=== Work instructions ===
Select every line holding the word "notiones" and copy it.
---------------
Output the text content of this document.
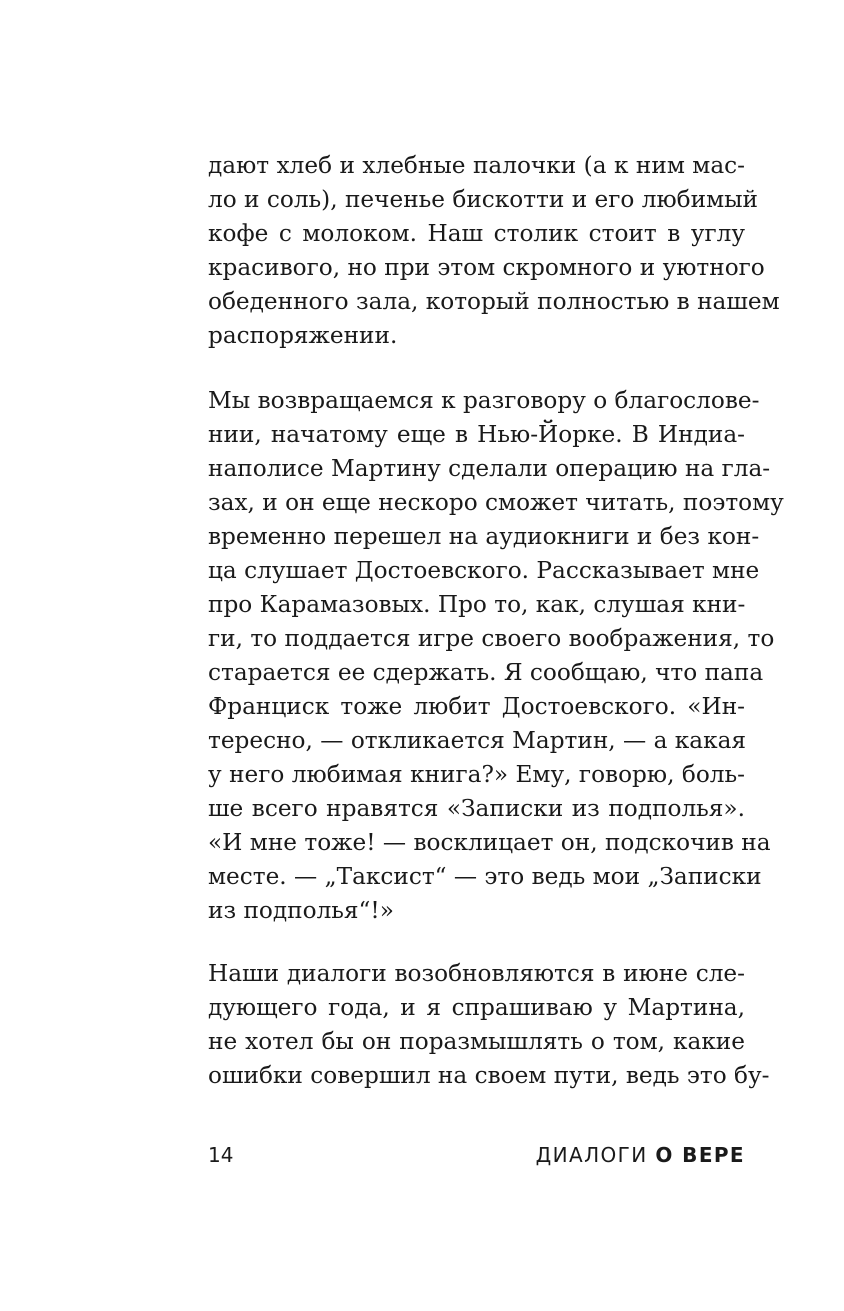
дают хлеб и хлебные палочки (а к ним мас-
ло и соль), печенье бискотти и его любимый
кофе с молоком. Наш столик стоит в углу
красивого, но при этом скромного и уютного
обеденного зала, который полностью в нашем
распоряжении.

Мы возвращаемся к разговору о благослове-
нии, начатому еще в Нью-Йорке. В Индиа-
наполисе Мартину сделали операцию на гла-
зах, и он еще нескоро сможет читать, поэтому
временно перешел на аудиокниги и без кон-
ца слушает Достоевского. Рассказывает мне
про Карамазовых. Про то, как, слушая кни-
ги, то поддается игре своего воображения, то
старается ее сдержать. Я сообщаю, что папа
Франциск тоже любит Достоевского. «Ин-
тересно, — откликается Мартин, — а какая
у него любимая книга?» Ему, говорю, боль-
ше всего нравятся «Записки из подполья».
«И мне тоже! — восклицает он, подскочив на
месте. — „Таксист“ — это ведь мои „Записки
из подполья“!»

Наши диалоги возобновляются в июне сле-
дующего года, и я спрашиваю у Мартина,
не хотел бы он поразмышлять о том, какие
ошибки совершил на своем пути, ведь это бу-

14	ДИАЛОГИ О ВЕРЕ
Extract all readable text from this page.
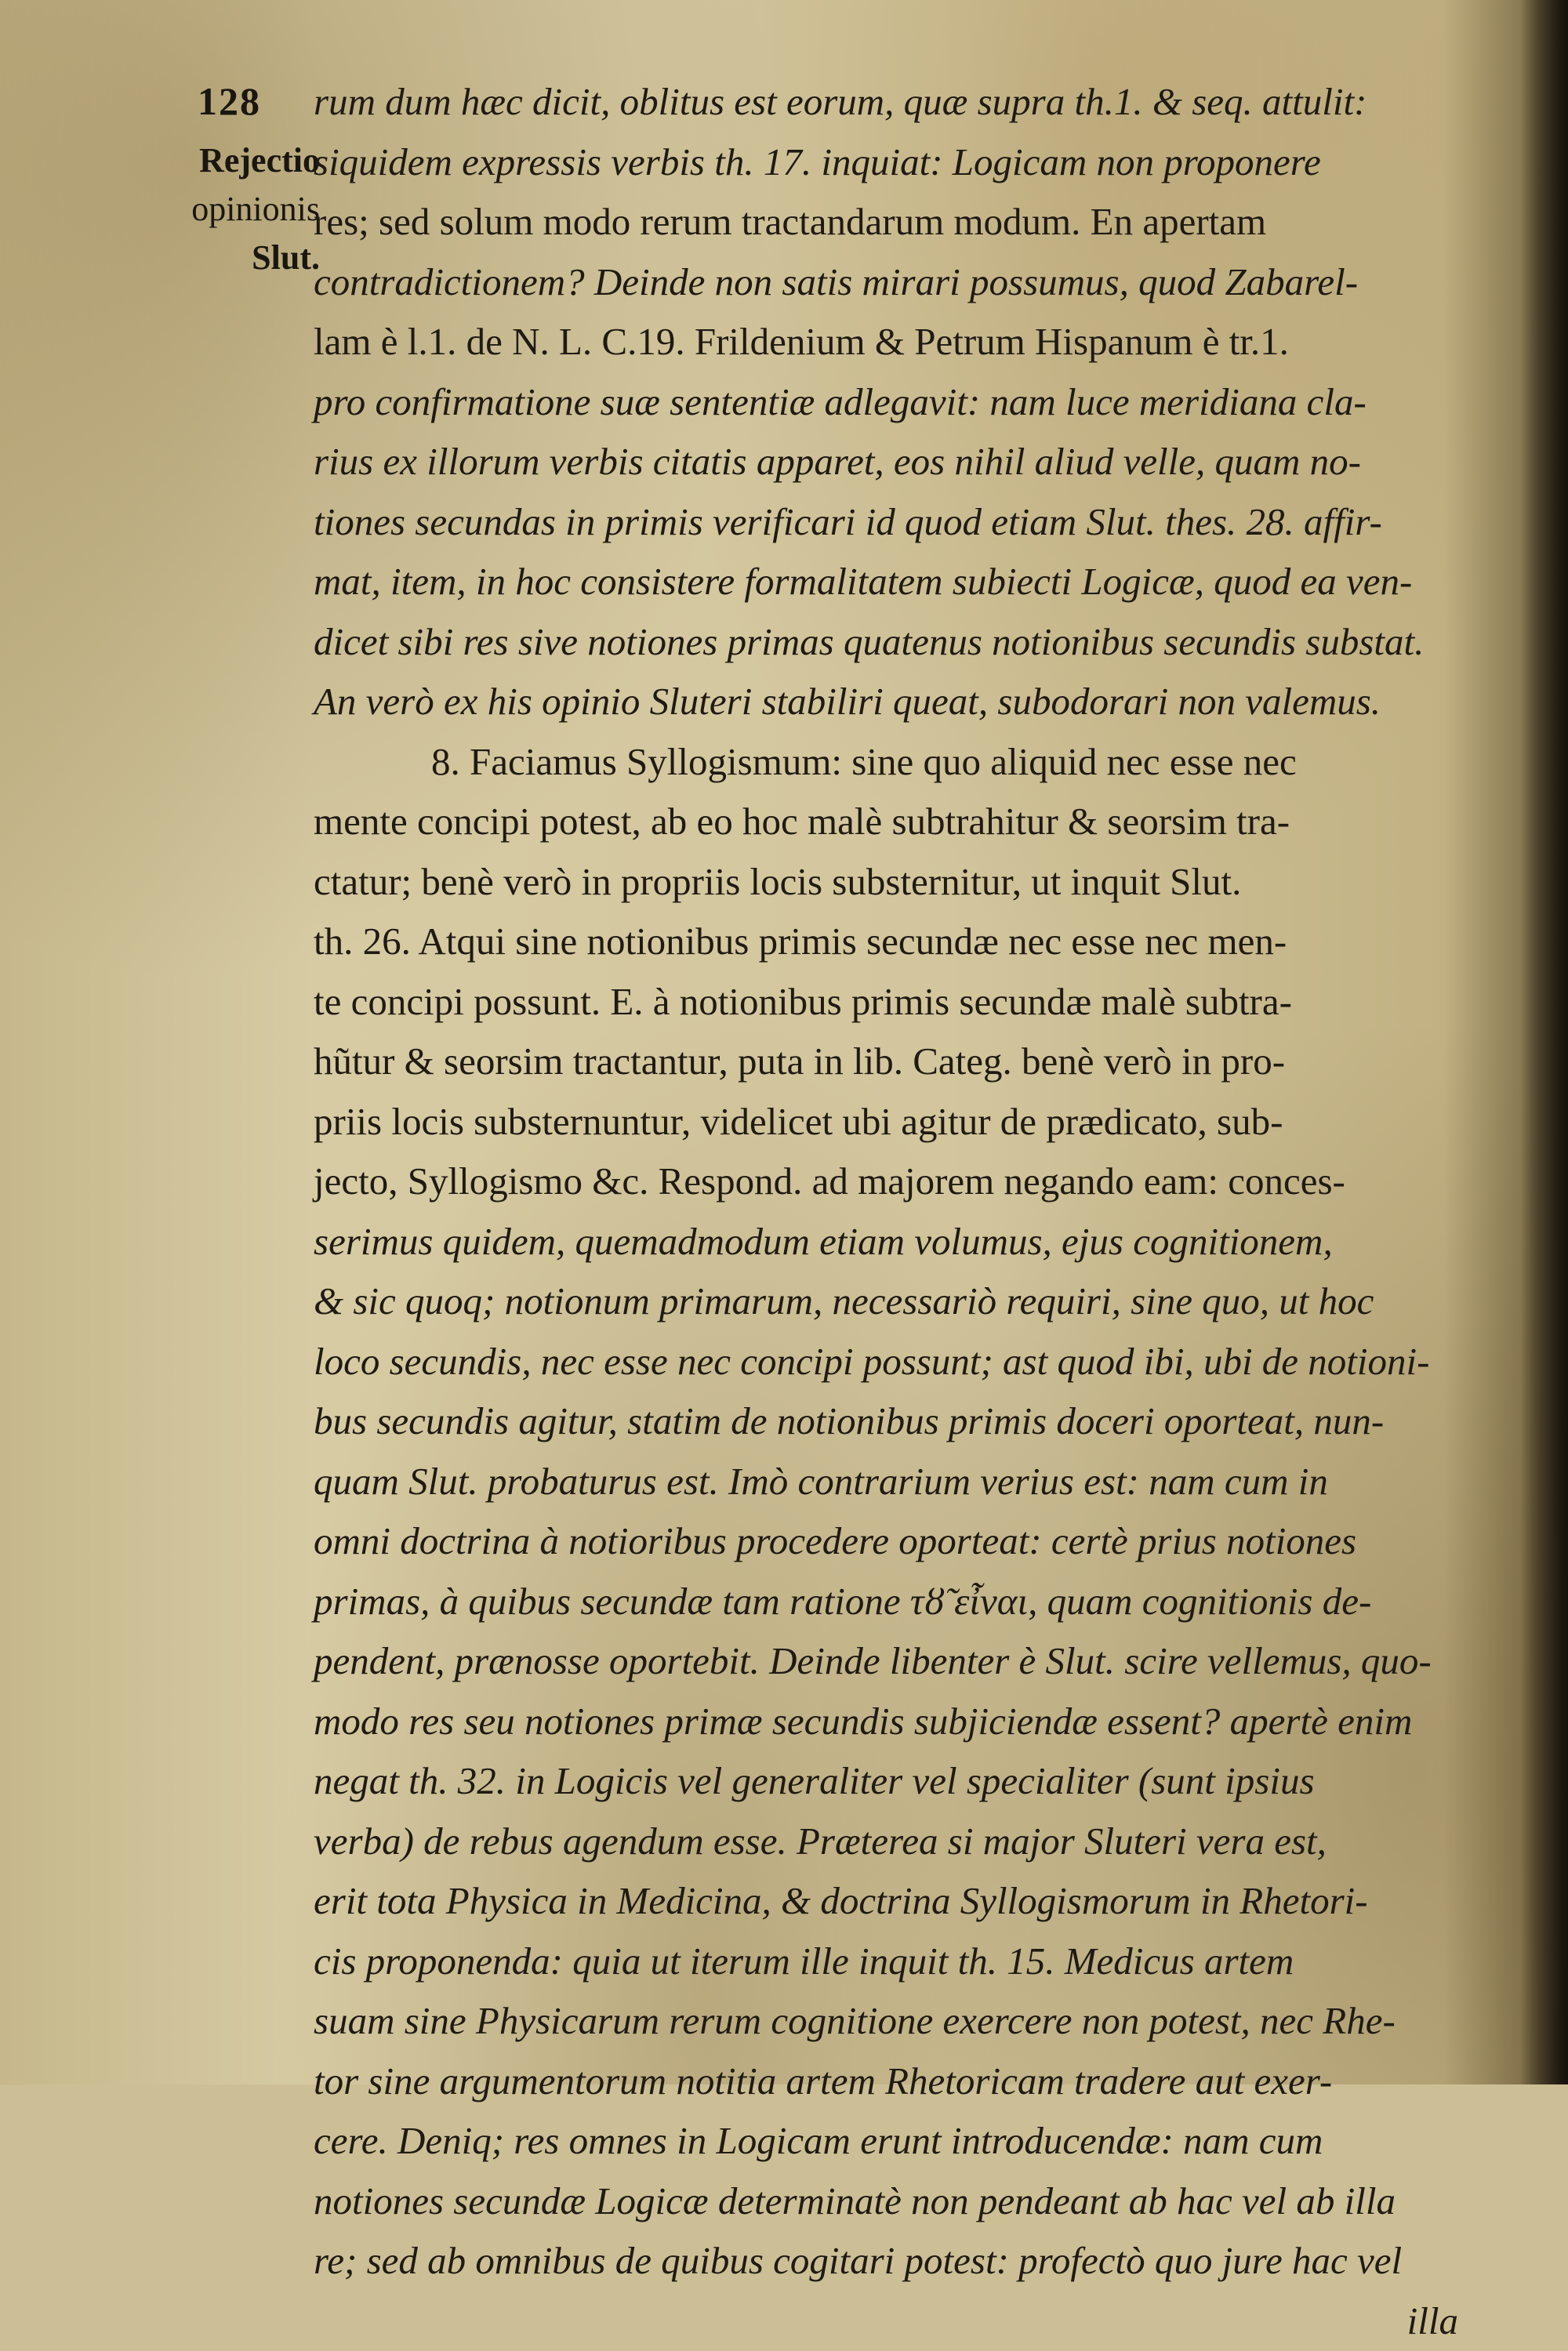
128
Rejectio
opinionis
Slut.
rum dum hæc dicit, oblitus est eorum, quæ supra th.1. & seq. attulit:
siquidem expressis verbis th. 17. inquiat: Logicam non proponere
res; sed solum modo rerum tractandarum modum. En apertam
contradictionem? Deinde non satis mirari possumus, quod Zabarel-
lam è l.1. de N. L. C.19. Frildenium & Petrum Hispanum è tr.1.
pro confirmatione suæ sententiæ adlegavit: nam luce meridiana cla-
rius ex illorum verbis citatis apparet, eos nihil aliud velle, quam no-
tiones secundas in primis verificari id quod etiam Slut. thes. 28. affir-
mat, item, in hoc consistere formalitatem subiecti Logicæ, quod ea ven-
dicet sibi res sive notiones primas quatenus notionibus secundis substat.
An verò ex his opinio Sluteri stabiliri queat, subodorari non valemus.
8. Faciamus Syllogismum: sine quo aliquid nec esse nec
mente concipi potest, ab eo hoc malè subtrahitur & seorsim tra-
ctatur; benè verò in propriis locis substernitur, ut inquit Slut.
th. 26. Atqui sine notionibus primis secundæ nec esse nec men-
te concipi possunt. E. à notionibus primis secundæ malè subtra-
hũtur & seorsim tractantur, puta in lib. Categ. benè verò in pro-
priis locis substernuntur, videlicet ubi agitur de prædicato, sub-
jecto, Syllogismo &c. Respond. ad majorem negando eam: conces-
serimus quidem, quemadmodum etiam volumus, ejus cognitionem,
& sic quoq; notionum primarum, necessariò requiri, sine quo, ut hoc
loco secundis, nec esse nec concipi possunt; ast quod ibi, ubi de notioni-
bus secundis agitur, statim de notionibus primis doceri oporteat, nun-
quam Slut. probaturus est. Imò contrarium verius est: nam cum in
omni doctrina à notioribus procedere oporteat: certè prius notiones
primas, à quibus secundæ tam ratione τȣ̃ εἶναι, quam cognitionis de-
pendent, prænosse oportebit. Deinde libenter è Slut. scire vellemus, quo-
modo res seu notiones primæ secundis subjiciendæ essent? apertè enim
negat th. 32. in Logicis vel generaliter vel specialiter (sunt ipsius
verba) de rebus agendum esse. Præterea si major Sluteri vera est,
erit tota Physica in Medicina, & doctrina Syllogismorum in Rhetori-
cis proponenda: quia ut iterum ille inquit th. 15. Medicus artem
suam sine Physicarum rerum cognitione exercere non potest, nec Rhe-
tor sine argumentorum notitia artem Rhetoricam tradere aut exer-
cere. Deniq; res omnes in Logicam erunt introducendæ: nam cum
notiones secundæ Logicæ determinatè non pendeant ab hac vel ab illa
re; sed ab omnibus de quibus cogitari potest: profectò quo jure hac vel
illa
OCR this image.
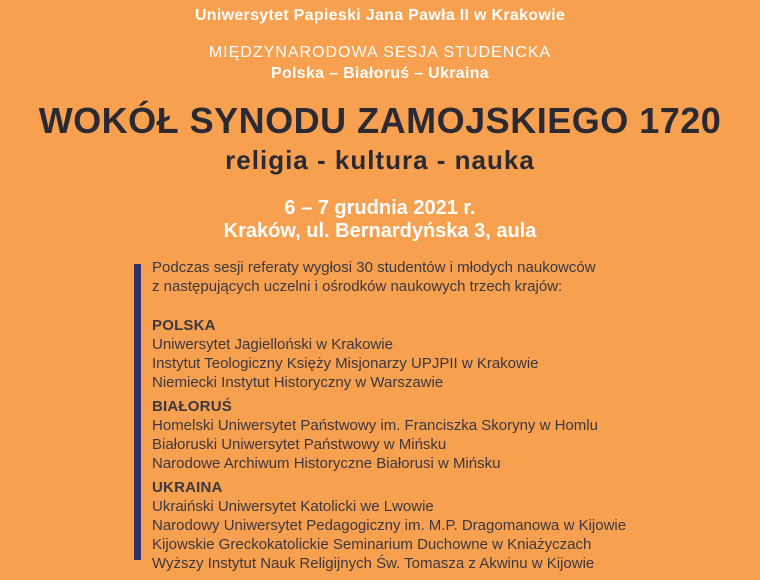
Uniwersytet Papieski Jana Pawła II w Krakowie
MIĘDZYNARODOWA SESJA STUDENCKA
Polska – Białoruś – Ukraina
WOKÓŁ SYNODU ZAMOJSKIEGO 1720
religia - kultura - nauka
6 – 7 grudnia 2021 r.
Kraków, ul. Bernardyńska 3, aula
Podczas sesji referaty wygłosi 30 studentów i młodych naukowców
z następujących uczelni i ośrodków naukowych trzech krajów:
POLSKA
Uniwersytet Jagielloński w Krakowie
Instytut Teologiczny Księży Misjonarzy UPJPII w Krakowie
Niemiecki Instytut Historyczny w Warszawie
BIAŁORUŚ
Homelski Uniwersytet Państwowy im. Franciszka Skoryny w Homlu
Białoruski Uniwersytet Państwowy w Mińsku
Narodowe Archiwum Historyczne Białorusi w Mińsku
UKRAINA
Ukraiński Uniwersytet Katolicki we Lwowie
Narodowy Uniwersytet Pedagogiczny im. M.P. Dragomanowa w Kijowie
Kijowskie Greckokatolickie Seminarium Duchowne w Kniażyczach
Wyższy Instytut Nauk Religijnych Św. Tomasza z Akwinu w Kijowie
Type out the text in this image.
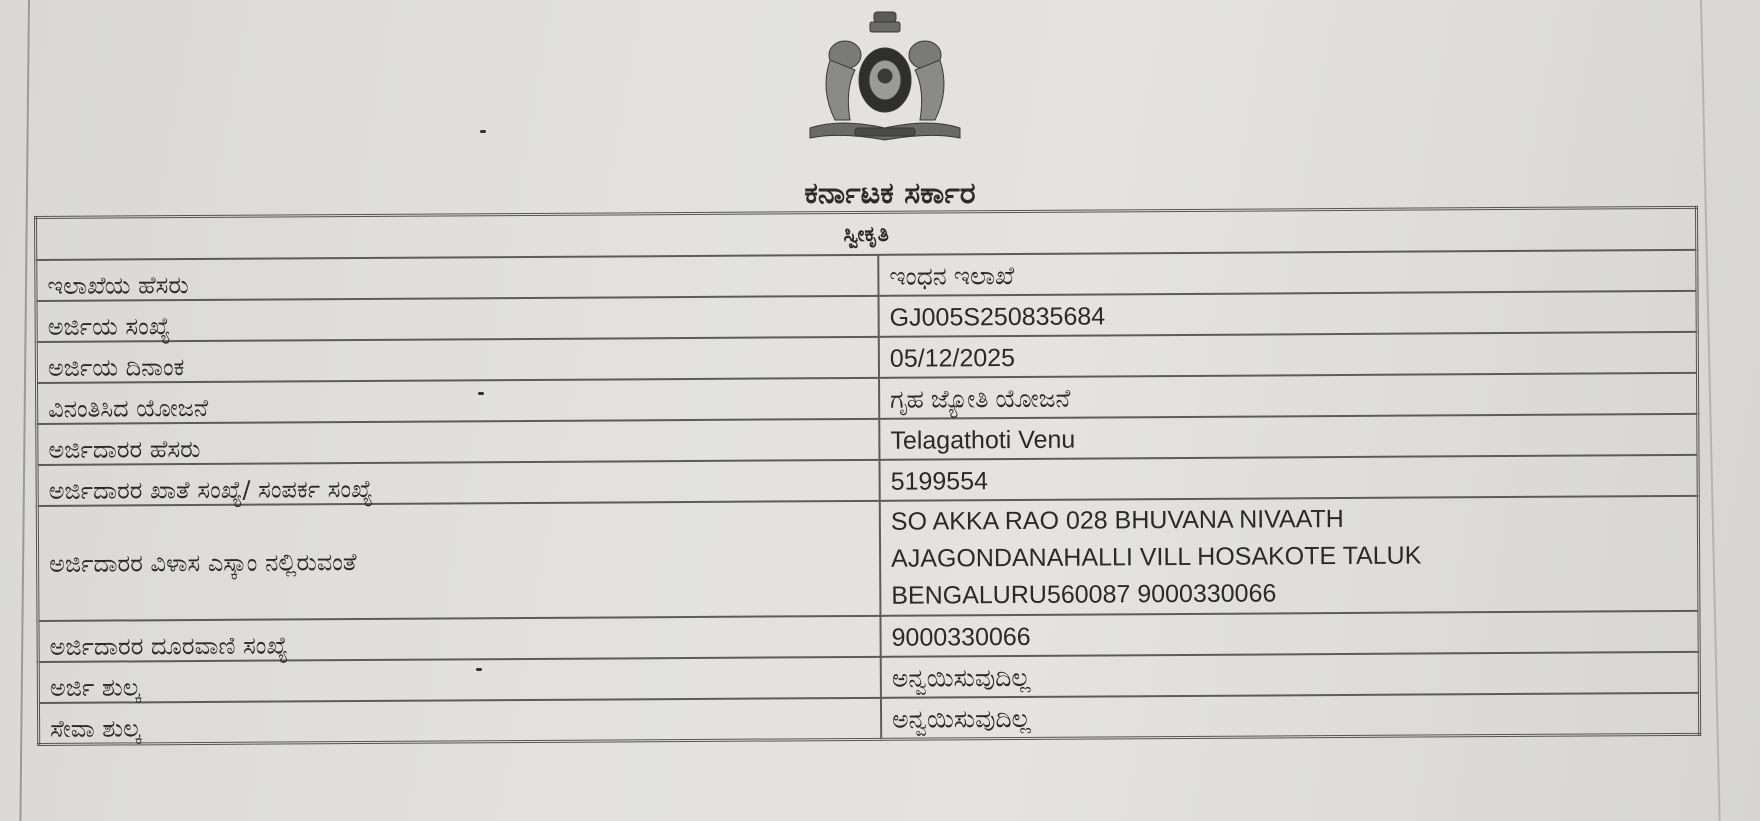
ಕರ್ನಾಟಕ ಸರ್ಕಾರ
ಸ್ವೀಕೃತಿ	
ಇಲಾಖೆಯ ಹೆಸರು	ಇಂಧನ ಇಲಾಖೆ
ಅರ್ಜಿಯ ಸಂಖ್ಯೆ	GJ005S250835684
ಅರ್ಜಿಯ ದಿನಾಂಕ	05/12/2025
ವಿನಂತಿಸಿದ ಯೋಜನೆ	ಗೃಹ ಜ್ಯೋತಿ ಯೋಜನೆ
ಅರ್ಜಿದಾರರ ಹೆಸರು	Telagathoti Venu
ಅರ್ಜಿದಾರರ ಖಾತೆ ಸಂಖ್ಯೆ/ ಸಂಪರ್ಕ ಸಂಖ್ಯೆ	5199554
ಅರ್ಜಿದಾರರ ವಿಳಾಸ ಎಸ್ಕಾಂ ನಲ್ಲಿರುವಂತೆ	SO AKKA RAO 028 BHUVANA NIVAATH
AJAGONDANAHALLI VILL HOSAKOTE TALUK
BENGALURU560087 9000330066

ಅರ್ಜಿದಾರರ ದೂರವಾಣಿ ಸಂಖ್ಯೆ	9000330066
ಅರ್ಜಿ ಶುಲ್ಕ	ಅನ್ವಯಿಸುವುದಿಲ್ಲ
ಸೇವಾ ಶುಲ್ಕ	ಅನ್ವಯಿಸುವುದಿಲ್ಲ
---------------
=== Solution to this problem ===
dicet sibi res sive notiones primas quatenus notionibus secundis substat.
omni doctrina à notioribus procedere oporteat: certè prius notiones
modo res seu notiones primæ secundis subjiciendæ essent? apertè enim
notiones secundæ Logicæ determinatè non pendeant ab hac vel ab illa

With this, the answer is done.